> WRITTEN EXERCISE
Leave the pictures out, and retype all of the material exactly as written.

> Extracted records
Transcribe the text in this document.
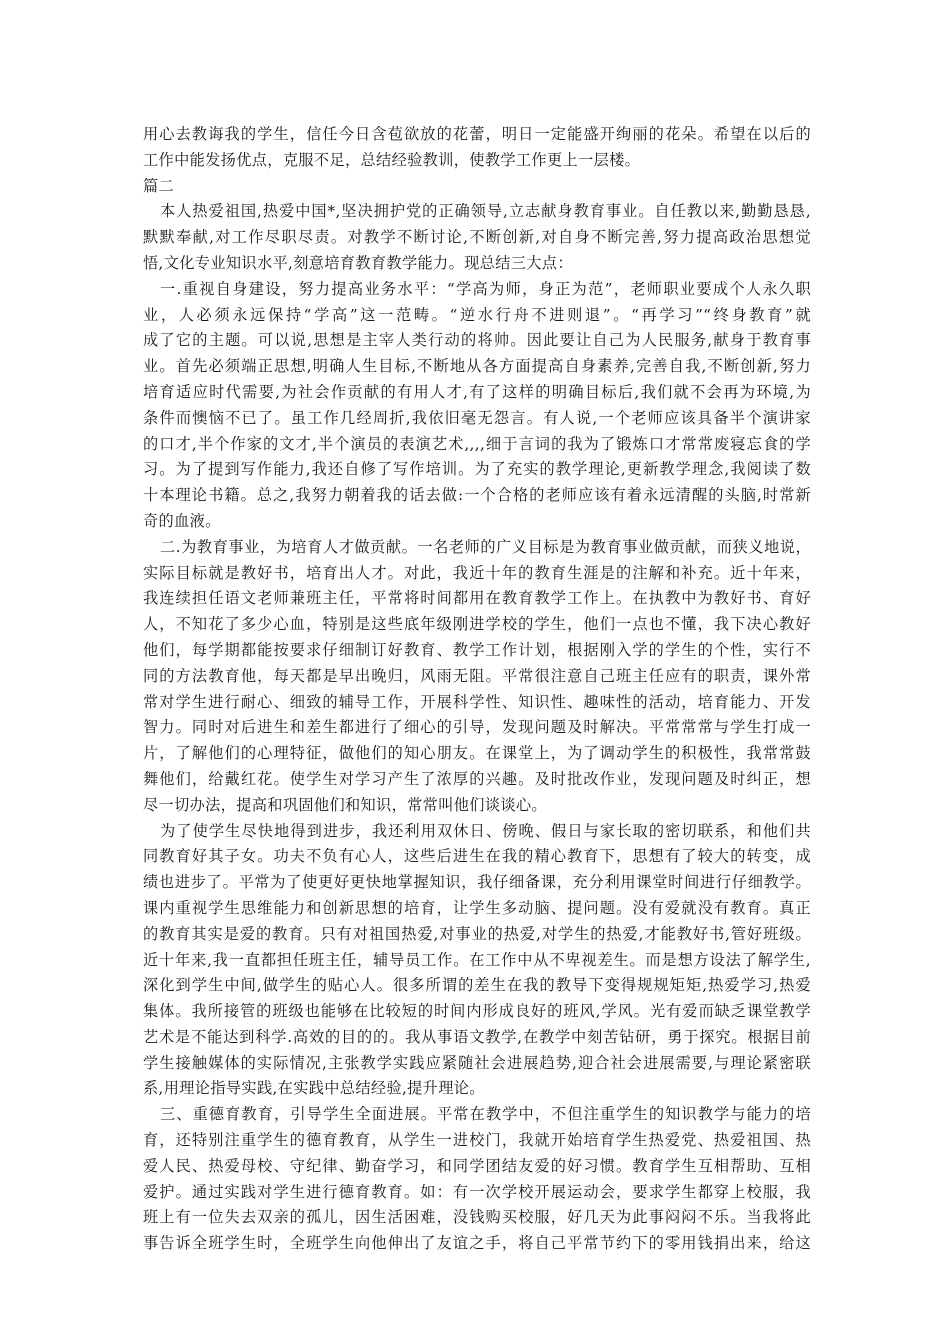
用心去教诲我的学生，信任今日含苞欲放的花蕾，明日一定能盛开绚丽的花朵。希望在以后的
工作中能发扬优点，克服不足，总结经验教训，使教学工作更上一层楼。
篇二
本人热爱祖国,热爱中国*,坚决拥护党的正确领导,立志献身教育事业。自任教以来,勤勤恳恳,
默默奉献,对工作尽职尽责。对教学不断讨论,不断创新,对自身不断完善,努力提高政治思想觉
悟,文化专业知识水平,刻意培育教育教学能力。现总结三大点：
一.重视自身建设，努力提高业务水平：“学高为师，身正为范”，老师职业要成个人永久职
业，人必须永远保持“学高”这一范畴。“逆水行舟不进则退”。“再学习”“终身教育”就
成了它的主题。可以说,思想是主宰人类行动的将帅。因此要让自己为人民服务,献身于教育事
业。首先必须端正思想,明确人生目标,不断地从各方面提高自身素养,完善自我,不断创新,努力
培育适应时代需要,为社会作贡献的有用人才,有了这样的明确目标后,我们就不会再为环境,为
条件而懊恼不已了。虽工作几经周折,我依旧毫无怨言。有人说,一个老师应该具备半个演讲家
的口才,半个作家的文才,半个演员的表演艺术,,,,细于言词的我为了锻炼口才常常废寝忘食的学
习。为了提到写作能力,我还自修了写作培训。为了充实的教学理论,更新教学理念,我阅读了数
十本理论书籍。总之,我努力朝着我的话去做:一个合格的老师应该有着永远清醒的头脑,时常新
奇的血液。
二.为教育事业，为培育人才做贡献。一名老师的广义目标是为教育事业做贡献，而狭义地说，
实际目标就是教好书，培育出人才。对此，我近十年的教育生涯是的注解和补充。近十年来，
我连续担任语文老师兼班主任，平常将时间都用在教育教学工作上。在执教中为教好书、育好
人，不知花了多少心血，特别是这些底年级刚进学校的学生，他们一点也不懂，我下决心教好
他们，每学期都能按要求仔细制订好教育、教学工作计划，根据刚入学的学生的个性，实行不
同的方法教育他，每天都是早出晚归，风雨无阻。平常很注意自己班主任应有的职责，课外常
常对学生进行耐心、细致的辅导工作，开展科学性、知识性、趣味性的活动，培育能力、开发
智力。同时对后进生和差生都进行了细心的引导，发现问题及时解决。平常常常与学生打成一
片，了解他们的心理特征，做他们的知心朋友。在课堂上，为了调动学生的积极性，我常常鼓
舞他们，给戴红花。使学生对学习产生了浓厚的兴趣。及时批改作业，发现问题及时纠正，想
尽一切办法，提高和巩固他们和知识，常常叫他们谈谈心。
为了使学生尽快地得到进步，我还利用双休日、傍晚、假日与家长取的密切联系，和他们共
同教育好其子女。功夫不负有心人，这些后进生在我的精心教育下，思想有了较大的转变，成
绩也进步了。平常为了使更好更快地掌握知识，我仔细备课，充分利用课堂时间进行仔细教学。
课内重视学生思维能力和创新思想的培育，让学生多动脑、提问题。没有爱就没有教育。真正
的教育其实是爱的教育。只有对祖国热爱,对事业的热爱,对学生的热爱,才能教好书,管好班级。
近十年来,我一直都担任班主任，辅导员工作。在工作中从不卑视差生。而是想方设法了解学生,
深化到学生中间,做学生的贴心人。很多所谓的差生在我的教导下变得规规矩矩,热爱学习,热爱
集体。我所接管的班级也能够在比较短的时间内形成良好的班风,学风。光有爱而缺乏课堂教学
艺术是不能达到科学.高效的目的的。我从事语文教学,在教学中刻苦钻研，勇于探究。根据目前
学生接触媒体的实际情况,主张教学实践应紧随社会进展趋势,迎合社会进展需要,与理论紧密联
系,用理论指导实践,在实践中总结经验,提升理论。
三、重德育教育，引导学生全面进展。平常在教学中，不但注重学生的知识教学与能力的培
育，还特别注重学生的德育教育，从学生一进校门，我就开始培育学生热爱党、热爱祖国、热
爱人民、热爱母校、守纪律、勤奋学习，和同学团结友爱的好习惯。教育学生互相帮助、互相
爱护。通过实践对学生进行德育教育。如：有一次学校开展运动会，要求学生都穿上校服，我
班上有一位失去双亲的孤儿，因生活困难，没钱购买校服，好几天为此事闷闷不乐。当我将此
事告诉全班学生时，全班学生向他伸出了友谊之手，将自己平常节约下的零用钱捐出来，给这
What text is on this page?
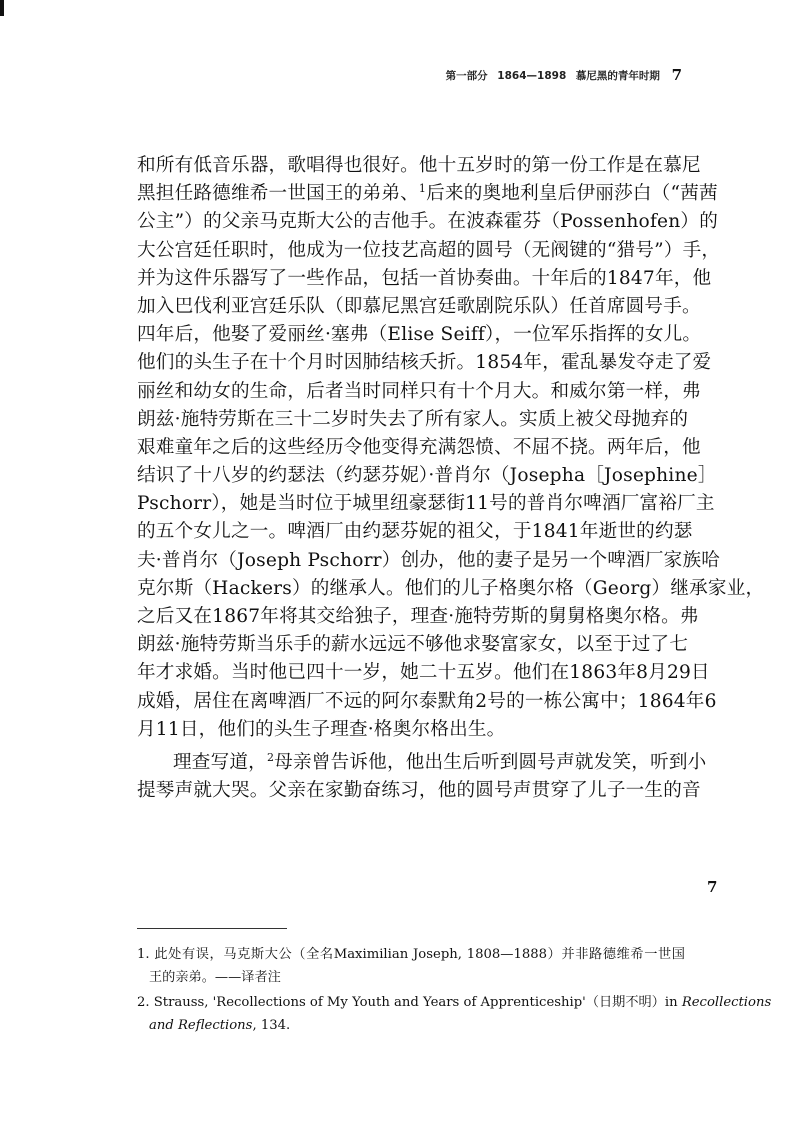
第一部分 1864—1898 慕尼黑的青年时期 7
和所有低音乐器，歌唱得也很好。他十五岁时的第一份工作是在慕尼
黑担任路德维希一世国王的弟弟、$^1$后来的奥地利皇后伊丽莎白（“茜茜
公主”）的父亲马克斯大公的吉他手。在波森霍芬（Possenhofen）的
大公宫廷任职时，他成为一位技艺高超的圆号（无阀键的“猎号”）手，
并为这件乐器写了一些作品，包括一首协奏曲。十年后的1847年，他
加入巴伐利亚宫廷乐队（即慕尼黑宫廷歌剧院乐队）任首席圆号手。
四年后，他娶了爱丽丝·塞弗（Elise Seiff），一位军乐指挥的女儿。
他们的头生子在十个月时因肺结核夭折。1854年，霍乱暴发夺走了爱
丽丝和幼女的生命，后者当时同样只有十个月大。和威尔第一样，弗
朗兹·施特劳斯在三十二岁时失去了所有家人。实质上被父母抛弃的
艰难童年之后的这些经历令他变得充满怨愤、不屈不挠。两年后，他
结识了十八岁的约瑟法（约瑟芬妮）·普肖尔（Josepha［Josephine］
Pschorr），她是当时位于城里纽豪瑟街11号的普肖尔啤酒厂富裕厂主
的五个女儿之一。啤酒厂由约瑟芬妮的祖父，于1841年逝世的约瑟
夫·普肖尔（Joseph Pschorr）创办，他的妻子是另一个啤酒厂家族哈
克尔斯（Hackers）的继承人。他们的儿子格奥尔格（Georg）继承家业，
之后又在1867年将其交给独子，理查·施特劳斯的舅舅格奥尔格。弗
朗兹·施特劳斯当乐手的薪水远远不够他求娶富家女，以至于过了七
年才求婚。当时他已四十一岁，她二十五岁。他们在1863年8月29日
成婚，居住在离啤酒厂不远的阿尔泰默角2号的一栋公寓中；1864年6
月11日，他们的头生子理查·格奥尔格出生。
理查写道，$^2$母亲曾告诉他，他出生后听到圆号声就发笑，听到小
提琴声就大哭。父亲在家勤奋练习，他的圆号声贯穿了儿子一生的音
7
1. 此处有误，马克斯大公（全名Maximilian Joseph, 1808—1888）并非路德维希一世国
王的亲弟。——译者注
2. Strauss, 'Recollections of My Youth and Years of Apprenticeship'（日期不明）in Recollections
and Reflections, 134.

> SOLVED PROBLEM
Transcribe the text in this document.
用心去教诲我的学生，信任今日含苞欲放的花蕾，明日一定能盛开绚丽的花朵。希望在以后的
工作中能发扬优点，克服不足，总结经验教训，使教学工作更上一层楼。
篇二
本人热爱祖国,热爱中国*,坚决拥护党的正确领导,立志献身教育事业。自任教以来,勤勤恳恳,
默默奉献,对工作尽职尽责。对教学不断讨论,不断创新,对自身不断完善,努力提高政治思想觉
悟,文化专业知识水平,刻意培育教育教学能力。现总结三大点：
一.重视自身建设，努力提高业务水平：“学高为师，身正为范”，老师职业要成个人永久职
业，人必须永远保持“学高”这一范畴。“逆水行舟不进则退”。“再学习”“终身教育”就
成了它的主题。可以说,思想是主宰人类行动的将帅。因此要让自己为人民服务,献身于教育事
业。首先必须端正思想,明确人生目标,不断地从各方面提高自身素养,完善自我,不断创新,努力
培育适应时代需要,为社会作贡献的有用人才,有了这样的明确目标后,我们就不会再为环境,为
条件而懊恼不已了。虽工作几经周折,我依旧毫无怨言。有人说,一个老师应该具备半个演讲家
的口才,半个作家的文才,半个演员的表演艺术,,,,细于言词的我为了锻炼口才常常废寝忘食的学
习。为了提到写作能力,我还自修了写作培训。为了充实的教学理论,更新教学理念,我阅读了数
十本理论书籍。总之,我努力朝着我的话去做:一个合格的老师应该有着永远清醒的头脑,时常新
奇的血液。
二.为教育事业，为培育人才做贡献。一名老师的广义目标是为教育事业做贡献，而狭义地说，
实际目标就是教好书，培育出人才。对此，我近十年的教育生涯是的注解和补充。近十年来，
我连续担任语文老师兼班主任，平常将时间都用在教育教学工作上。在执教中为教好书、育好
人，不知花了多少心血，特别是这些底年级刚进学校的学生，他们一点也不懂，我下决心教好
他们，每学期都能按要求仔细制订好教育、教学工作计划，根据刚入学的学生的个性，实行不
同的方法教育他，每天都是早出晚归，风雨无阻。平常很注意自己班主任应有的职责，课外常
常对学生进行耐心、细致的辅导工作，开展科学性、知识性、趣味性的活动，培育能力、开发
智力。同时对后进生和差生都进行了细心的引导，发现问题及时解决。平常常常与学生打成一
片，了解他们的心理特征，做他们的知心朋友。在课堂上，为了调动学生的积极性，我常常鼓
舞他们，给戴红花。使学生对学习产生了浓厚的兴趣。及时批改作业，发现问题及时纠正，想
尽一切办法，提高和巩固他们和知识，常常叫他们谈谈心。
为了使学生尽快地得到进步，我还利用双休日、傍晚、假日与家长取的密切联系，和他们共
同教育好其子女。功夫不负有心人，这些后进生在我的精心教育下，思想有了较大的转变，成
绩也进步了。平常为了使更好更快地掌握知识，我仔细备课，充分利用课堂时间进行仔细教学。
课内重视学生思维能力和创新思想的培育，让学生多动脑、提问题。没有爱就没有教育。真正
的教育其实是爱的教育。只有对祖国热爱,对事业的热爱,对学生的热爱,才能教好书,管好班级。
近十年来,我一直都担任班主任，辅导员工作。在工作中从不卑视差生。而是想方设法了解学生,
深化到学生中间,做学生的贴心人。很多所谓的差生在我的教导下变得规规矩矩,热爱学习,热爱
集体。我所接管的班级也能够在比较短的时间内形成良好的班风,学风。光有爱而缺乏课堂教学
艺术是不能达到科学.高效的目的的。我从事语文教学,在教学中刻苦钻研，勇于探究。根据目前
学生接触媒体的实际情况,主张教学实践应紧随社会进展趋势,迎合社会进展需要,与理论紧密联
系,用理论指导实践,在实践中总结经验,提升理论。
三、重德育教育，引导学生全面进展。平常在教学中，不但注重学生的知识教学与能力的培
育，还特别注重学生的德育教育，从学生一进校门，我就开始培育学生热爱党、热爱祖国、热
爱人民、热爱母校、守纪律、勤奋学习，和同学团结友爱的好习惯。教育学生互相帮助、互相
爱护。通过实践对学生进行德育教育。如：有一次学校开展运动会，要求学生都穿上校服，我
班上有一位失去双亲的孤儿，因生活困难，没钱购买校服，好几天为此事闷闷不乐。当我将此
事告诉全班学生时，全班学生向他伸出了友谊之手，将自己平常节约下的零用钱捐出来，给这
What text is on this page?
第一部分 1864—1898 慕尼黑的青年时期 7
和所有低音乐器，歌唱得也很好。他十五岁时的第一份工作是在慕尼
黑担任路德维希一世国王的弟弟、$^1$后来的奥地利皇后伊丽莎白（“茜茜
公主”）的父亲马克斯大公的吉他手。在波森霍芬（Possenhofen）的
大公宫廷任职时，他成为一位技艺高超的圆号（无阀键的“猎号”）手，
并为这件乐器写了一些作品，包括一首协奏曲。十年后的1847年，他
加入巴伐利亚宫廷乐队（即慕尼黑宫廷歌剧院乐队）任首席圆号手。
四年后，他娶了爱丽丝·塞弗（Elise Seiff），一位军乐指挥的女儿。
他们的头生子在十个月时因肺结核夭折。1854年，霍乱暴发夺走了爱
丽丝和幼女的生命，后者当时同样只有十个月大。和威尔第一样，弗
朗兹·施特劳斯在三十二岁时失去了所有家人。实质上被父母抛弃的
艰难童年之后的这些经历令他变得充满怨愤、不屈不挠。两年后，他
结识了十八岁的约瑟法（约瑟芬妮）·普肖尔（Josepha［Josephine］
Pschorr），她是当时位于城里纽豪瑟街11号的普肖尔啤酒厂富裕厂主
的五个女儿之一。啤酒厂由约瑟芬妮的祖父，于1841年逝世的约瑟
夫·普肖尔（Joseph Pschorr）创办，他的妻子是另一个啤酒厂家族哈
克尔斯（Hackers）的继承人。他们的儿子格奥尔格（Georg）继承家业，
之后又在1867年将其交给独子，理查·施特劳斯的舅舅格奥尔格。弗
朗兹·施特劳斯当乐手的薪水远远不够他求娶富家女，以至于过了七
年才求婚。当时他已四十一岁，她二十五岁。他们在1863年8月29日
成婚，居住在离啤酒厂不远的阿尔泰默角2号的一栋公寓中；1864年6
月11日，他们的头生子理查·格奥尔格出生。
理查写道，$^2$母亲曾告诉他，他出生后听到圆号声就发笑，听到小
提琴声就大哭。父亲在家勤奋练习，他的圆号声贯穿了儿子一生的音
7
1. 此处有误，马克斯大公（全名Maximilian Joseph, 1808—1888）并非路德维希一世国
王的亲弟。——译者注
2. Strauss, 'Recollections of My Youth and Years of Apprenticeship'（日期不明）in Recollections
and Reflections, 134.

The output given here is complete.